_PROMPT:_
Look through the data for the string "value". Copy every line where it is found.

_DATASET CONTENT:_

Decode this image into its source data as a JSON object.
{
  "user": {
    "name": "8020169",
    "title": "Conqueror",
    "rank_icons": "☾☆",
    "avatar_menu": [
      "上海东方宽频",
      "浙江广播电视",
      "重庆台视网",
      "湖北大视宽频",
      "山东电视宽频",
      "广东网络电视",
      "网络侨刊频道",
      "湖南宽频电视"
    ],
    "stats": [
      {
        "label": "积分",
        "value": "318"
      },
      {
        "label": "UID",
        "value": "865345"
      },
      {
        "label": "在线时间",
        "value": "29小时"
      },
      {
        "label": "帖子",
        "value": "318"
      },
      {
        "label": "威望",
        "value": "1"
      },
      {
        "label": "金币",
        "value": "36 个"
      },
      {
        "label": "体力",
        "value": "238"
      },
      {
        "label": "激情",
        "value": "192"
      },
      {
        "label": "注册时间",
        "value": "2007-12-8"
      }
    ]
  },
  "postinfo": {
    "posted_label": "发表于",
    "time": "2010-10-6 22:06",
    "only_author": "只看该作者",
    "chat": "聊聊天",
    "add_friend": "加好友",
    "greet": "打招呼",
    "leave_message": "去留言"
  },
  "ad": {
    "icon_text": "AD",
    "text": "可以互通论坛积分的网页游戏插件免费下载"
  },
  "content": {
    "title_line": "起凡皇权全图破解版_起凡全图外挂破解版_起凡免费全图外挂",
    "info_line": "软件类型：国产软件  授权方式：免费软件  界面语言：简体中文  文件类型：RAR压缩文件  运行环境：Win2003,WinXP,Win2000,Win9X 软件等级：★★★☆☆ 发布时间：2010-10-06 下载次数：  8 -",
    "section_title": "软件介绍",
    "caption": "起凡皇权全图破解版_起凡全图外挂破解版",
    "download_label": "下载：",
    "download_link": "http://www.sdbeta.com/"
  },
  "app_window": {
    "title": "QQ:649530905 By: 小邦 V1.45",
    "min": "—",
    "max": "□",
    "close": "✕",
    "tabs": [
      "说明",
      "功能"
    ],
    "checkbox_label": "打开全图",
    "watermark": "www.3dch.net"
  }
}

_ANSWER TO THE PROBLEM:_
        "value": "318"
        "value": "865345"
        "value": "29小时"
        "value": "318"
        "value": "1"
        "value": "36 个"
        "value": "238"
        "value": "192"
        "value": "2007-12-8"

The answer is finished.